**THE REQUEST**
From the entries provided below, copy each line that contains the word "Relative".

[Records from a collection of figures]
┄┄┄┄┄┄┄┄┄┄┄┄┄┄┄┄┄┄┄┄

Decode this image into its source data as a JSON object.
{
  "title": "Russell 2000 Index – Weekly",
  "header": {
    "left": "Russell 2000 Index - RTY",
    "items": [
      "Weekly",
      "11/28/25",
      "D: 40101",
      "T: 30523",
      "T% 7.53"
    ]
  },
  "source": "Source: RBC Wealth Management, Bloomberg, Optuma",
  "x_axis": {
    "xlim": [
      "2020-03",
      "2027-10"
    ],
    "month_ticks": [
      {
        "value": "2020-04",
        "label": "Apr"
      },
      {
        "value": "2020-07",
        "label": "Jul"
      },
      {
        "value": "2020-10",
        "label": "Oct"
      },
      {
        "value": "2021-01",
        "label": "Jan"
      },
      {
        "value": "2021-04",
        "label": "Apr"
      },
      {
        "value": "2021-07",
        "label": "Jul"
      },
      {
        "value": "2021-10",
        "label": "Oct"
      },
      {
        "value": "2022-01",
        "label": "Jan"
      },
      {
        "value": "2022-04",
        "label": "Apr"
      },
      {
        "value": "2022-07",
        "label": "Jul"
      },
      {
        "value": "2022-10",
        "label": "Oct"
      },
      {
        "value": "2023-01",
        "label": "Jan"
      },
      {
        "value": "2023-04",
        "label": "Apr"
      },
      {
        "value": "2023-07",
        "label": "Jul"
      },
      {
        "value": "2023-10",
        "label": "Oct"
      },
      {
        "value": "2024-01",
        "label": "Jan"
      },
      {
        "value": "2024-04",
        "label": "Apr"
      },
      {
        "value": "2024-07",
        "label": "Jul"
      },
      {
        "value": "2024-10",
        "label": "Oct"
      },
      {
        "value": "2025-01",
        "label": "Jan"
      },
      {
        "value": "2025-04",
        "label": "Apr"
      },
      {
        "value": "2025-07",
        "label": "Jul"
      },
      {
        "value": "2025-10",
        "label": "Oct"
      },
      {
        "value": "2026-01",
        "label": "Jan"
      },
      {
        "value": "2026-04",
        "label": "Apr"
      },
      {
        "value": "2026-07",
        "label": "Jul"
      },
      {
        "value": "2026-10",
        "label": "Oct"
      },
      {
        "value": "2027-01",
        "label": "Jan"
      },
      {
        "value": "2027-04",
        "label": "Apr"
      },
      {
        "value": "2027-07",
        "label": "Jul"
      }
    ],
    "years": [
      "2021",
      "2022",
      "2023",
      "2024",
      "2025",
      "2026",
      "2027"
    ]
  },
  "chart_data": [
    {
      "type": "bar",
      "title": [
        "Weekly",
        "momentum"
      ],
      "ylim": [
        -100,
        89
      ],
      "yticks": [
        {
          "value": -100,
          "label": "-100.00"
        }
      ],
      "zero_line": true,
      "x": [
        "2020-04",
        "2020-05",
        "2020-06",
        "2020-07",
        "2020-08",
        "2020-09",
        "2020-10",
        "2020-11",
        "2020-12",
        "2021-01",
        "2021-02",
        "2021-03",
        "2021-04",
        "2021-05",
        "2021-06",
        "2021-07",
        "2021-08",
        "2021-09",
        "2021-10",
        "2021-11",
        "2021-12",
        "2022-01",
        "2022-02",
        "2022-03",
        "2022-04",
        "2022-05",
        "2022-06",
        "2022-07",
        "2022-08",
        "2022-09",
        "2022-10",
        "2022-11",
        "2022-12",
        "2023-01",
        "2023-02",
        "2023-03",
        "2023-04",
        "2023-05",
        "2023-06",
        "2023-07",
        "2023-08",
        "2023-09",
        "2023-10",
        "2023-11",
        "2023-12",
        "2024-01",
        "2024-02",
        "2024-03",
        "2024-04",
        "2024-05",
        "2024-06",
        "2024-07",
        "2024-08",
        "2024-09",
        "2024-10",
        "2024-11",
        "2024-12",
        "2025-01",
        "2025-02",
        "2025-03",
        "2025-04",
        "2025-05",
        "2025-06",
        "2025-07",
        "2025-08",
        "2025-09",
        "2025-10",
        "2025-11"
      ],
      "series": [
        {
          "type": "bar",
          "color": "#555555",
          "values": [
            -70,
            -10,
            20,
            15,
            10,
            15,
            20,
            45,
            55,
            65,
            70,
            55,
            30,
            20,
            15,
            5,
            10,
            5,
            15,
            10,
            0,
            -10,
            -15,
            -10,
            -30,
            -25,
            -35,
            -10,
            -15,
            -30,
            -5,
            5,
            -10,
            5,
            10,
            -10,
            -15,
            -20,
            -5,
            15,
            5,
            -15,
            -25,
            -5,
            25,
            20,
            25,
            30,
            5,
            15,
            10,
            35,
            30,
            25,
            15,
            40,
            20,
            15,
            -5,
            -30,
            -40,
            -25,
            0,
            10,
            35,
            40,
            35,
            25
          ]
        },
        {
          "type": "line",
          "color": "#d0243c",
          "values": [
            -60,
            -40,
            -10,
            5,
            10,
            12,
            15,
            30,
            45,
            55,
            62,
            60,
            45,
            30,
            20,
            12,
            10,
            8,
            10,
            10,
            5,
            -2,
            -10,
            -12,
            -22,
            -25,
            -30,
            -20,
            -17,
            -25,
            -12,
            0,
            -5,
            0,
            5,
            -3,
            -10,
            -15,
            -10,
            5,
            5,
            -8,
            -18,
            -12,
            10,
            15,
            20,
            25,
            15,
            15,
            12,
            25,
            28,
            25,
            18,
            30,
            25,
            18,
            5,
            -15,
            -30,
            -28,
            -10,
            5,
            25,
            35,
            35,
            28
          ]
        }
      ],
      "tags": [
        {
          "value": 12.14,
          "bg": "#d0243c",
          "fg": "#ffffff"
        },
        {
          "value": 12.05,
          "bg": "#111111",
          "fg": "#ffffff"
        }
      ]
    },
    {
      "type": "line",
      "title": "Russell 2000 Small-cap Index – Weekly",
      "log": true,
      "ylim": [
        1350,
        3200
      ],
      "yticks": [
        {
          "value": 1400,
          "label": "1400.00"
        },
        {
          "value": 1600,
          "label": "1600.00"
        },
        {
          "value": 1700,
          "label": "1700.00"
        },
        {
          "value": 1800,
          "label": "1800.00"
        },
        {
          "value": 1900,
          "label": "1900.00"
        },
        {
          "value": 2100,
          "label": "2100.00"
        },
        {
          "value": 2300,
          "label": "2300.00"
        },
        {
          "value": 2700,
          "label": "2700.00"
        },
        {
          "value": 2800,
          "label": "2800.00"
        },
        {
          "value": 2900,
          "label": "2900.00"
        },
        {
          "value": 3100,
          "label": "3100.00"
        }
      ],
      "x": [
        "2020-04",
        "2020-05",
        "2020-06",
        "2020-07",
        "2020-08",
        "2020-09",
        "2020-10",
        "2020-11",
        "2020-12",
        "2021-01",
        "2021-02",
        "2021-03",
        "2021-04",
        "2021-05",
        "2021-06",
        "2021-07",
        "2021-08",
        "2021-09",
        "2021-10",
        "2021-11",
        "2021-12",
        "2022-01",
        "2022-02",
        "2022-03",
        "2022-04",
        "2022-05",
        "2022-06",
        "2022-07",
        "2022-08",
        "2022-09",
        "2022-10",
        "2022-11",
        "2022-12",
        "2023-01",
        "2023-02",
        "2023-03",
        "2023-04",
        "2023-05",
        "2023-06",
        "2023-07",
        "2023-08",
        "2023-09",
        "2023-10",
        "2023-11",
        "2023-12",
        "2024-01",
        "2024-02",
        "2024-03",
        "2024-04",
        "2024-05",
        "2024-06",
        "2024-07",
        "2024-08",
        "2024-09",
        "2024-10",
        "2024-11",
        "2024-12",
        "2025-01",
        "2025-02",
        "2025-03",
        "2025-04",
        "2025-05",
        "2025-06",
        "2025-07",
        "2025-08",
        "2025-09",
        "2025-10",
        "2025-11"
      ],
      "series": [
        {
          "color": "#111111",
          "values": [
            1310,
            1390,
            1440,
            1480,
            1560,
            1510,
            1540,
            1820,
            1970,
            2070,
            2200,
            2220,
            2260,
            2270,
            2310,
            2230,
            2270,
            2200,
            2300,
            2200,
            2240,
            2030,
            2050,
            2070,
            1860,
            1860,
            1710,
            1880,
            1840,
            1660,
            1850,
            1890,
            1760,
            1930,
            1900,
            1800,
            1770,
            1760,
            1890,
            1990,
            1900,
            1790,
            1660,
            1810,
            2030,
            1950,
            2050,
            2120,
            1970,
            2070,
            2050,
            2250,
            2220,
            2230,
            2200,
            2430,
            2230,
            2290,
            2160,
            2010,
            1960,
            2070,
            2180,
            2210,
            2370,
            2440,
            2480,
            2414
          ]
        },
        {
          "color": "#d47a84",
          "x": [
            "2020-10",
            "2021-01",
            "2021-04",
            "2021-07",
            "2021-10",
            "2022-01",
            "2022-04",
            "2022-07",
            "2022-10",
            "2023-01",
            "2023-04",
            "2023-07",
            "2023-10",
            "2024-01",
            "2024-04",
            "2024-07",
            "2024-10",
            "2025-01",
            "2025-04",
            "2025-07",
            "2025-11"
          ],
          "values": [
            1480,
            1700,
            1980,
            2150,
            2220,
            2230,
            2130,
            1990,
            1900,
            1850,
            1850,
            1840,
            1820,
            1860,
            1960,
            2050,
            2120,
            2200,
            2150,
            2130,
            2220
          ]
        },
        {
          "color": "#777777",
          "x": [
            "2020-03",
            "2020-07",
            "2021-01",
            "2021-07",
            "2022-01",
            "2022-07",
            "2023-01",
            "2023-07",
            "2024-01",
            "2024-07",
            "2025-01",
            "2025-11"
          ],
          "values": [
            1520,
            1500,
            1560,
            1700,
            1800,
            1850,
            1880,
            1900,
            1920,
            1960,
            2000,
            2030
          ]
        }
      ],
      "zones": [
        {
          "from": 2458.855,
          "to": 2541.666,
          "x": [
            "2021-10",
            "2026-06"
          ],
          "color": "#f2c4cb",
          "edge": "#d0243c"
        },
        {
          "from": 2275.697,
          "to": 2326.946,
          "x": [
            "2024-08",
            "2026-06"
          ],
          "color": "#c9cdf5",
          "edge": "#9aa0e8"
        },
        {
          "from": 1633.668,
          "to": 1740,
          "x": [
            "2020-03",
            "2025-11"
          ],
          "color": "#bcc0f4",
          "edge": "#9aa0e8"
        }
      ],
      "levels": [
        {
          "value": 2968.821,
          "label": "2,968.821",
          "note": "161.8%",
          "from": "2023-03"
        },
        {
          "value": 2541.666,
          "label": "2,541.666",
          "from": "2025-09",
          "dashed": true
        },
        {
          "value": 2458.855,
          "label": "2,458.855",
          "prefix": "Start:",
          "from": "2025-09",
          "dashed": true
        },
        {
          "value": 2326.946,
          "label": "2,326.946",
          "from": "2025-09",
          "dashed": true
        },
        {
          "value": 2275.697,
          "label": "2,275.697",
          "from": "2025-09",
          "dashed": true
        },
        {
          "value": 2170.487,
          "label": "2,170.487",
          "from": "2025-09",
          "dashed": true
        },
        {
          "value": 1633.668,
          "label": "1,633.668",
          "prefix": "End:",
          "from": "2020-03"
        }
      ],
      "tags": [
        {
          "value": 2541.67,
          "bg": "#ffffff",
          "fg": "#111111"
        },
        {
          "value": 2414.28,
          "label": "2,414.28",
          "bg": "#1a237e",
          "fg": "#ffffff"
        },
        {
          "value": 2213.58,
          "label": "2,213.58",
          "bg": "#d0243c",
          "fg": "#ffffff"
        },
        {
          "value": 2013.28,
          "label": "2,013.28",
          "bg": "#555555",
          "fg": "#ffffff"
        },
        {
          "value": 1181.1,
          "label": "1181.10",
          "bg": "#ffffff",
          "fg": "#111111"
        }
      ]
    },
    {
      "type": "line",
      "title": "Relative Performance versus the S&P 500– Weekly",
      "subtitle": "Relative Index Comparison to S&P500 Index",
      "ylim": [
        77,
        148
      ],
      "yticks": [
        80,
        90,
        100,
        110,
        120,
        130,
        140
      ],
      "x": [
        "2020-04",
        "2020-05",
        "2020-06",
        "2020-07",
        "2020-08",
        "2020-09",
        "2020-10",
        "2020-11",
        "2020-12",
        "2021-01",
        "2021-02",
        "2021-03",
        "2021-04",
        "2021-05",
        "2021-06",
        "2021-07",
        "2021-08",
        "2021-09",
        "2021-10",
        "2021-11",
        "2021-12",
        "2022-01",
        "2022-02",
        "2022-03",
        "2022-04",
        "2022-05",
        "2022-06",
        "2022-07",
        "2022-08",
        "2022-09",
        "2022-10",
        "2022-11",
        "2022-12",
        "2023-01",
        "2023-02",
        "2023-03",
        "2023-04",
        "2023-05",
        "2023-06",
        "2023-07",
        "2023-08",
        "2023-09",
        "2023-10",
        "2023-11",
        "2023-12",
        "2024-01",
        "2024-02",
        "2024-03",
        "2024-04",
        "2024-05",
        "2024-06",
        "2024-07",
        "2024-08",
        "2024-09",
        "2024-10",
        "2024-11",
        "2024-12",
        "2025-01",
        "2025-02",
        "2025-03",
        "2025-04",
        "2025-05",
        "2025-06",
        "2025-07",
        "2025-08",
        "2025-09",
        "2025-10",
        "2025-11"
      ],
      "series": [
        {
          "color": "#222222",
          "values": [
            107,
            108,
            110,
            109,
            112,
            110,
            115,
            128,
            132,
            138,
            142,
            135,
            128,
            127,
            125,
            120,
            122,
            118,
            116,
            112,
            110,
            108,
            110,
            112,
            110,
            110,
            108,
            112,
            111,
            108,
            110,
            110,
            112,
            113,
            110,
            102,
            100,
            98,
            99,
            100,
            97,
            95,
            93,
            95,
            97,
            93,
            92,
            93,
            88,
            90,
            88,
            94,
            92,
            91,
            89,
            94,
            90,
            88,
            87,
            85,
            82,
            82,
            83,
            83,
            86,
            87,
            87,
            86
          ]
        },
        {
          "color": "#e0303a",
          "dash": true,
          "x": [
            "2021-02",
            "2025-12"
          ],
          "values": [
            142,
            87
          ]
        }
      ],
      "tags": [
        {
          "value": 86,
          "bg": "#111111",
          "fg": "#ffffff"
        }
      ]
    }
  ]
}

┄┄┄┄┄┄┄┄┄┄┄┄┄┄┄┄┄┄┄┄

**RESULT FOR THIS EXERCISE**
      "title": "Relative Performance versus the S&P 500– Weekly",
      "subtitle": "Relative Index Comparison to S&P500 Index",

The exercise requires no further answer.